▶ _What you will do_: Report only the number of lines in this material that include the string "nhưng".

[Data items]
■ ■ ■ ■ ■

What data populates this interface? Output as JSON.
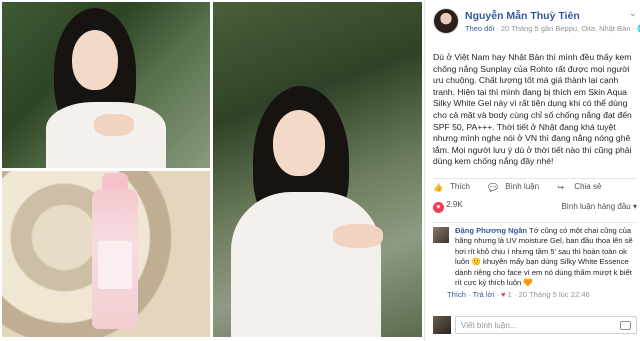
{
  "post": {
    "author": "Nguyễn Mẫn Thuỳ Tiên",
    "follow": "Theo dõi",
    "meta_detail": " · 20 Tháng 5 gần Beppu, Oita, Nhật Bản · ",
    "more_icon": "chevron-down-icon",
    "caption": "Dù ở Việt Nam hay Nhật Bản thì mình đều thấy kem chống nắng Sunplay của Rohto rất được mọi người ưu chuộng. Chất lượng tốt mà giá thành lại cạnh tranh. Hiện tại thì mình đang bị thích em Skin Aqua Silky White Gel này vì rất tiện dụng khi có thể dùng cho cả mặt và body cùng chỉ số chống nắng đạt đến SPF 50, PA+++. Thời tiết ở Nhật đang khá tuyệt nhưng mình nghe nói ở VN thì đang nắng nóng ghê lắm. Mọi người lưu ý dù ở thời tiết nào thì cũng phải dùng kem chống nắng đầy nhé!"
  },
  "actions": {
    "like": "Thích",
    "comment": "Bình luận",
    "share": "Chia sẻ"
  },
  "reactions": {
    "count": "2.9K",
    "sort_label": "Bình luận hàng đầu"
  },
  "comment": {
    "author": "Đặng Phương Ngân",
    "text": " Tớ cũng có một chai cũng của hãng nhưng là UV moisture Gel, ban đầu thoa lên sẽ hơi rít khô chịu í nhưng tầm 5’ sau thì hoàn toàn ok luôn 🙂 khuyên mấy bạn dùng Silky White Essence dành riêng cho face vì em nó dùng thấm mượt k biết rít cực kỳ thích luôn 🧡",
    "like": "Thích",
    "reply": "Trả lời",
    "heart": "1",
    "time": "20 Tháng 5 lúc 22:46"
  },
  "new_comment": {
    "placeholder": "Viết bình luận..."
  },
  "colors": {
    "link": "#365899",
    "muted": "#90949c",
    "heart": "#f33e58"
  }
}
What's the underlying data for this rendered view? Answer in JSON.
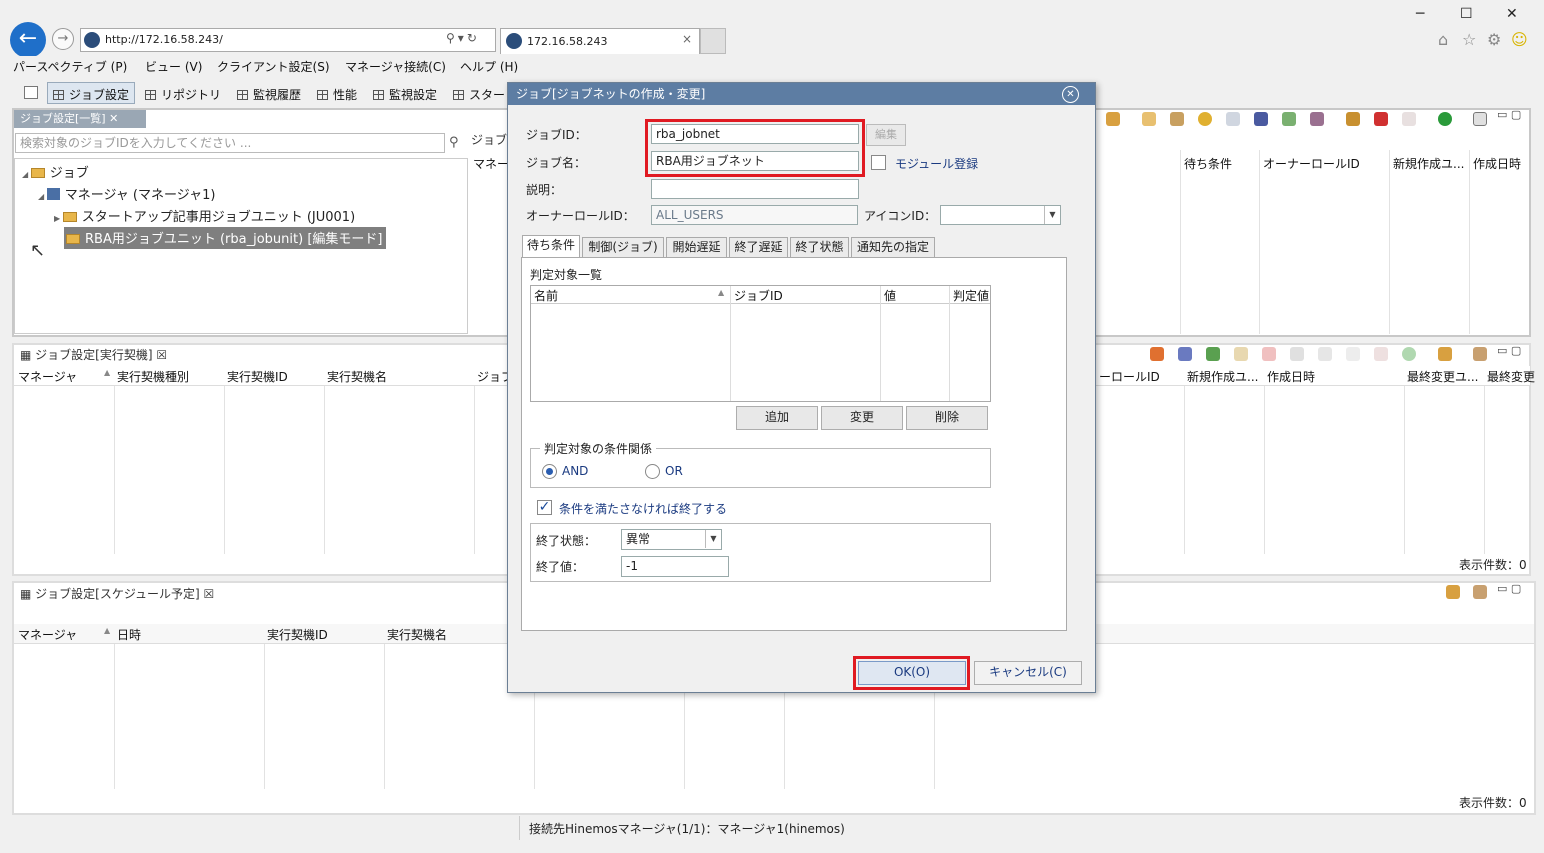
{
  "browser": {
    "url": "http://172.16.58.243/",
    "tab_title": "172.16.58.243",
    "tab_close": "×",
    "win_min": "─",
    "win_max": "☐",
    "win_close": "✕"
  },
  "menu": [
    "パースペクティブ (P)",
    "ビュー (V)",
    "クライアント設定(S)",
    "マネージャ接続(C)",
    "ヘルプ (H)"
  ],
  "toolbar": [
    "ジョブ設定",
    "リポジトリ",
    "監視履歴",
    "性能",
    "監視設定",
    "スター"
  ],
  "job_list_view": {
    "tab": "ジョブ設定[一覧]",
    "tab2": "ジョブ",
    "search_placeholder": "検索対象のジョブIDを入力してください ...",
    "col_mgr": "マネー",
    "columns": [
      "待ち条件",
      "オーナーロールID",
      "新規作成ユ...",
      "作成日時"
    ],
    "tree": {
      "root": "ジョブ",
      "manager": "マネージャ (マネージャ1)",
      "unit1": "スタートアップ記事用ジョブユニット (JU001)",
      "unit2": "RBA用ジョブユニット (rba_jobunit) [編集モード]"
    }
  },
  "trigger_view": {
    "tab": "ジョブ設定[実行契機]",
    "columns_left": [
      "マネージャ",
      "実行契機種別",
      "実行契機ID",
      "実行契機名",
      "ジョブ"
    ],
    "columns_right": [
      "ーロールID",
      "新規作成ユ...",
      "作成日時",
      "最終変更ユ...",
      "最終変更"
    ],
    "count": "表示件数：0"
  },
  "schedule_view": {
    "tab": "ジョブ設定[スケジュール予定]",
    "columns": [
      "マネージャ",
      "日時",
      "実行契機ID",
      "実行契機名"
    ],
    "count": "表示件数：0"
  },
  "status_bar": "接続先Hinemosマネージャ(1/1)：マネージャ1(hinemos)",
  "dialog": {
    "title": "ジョブ[ジョブネットの作成・変更]",
    "job_id_label": "ジョブID：",
    "job_id_value": "rba_jobnet",
    "edit_button": "編集",
    "job_name_label": "ジョブ名：",
    "job_name_value": "RBA用ジョブネット",
    "module_label": "モジュール登録",
    "desc_label": "説明：",
    "desc_value": "",
    "owner_label": "オーナーロールID：",
    "owner_value": "ALL_USERS",
    "icon_label": "アイコンID：",
    "icon_value": "",
    "tabs": [
      "待ち条件",
      "制御(ジョブ)",
      "開始遅延",
      "終了遅延",
      "終了状態",
      "通知先の指定"
    ],
    "judge_list_label": "判定対象一覧",
    "judge_columns": [
      "名前",
      "ジョブID",
      "値",
      "判定値"
    ],
    "add_button": "追加",
    "modify_button": "変更",
    "delete_button": "削除",
    "condition_group": "判定対象の条件関係",
    "and_label": "AND",
    "or_label": "OR",
    "end_if_unmet_label": "条件を満たさなければ終了する",
    "end_status_label": "終了状態：",
    "end_status_value": "異常",
    "end_value_label": "終了値：",
    "end_value": "-1",
    "ok_button": "OK(O)",
    "cancel_button": "キャンセル(C)"
  }
}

■ ■ ■ ■ ■

▶ _Task answer_: 2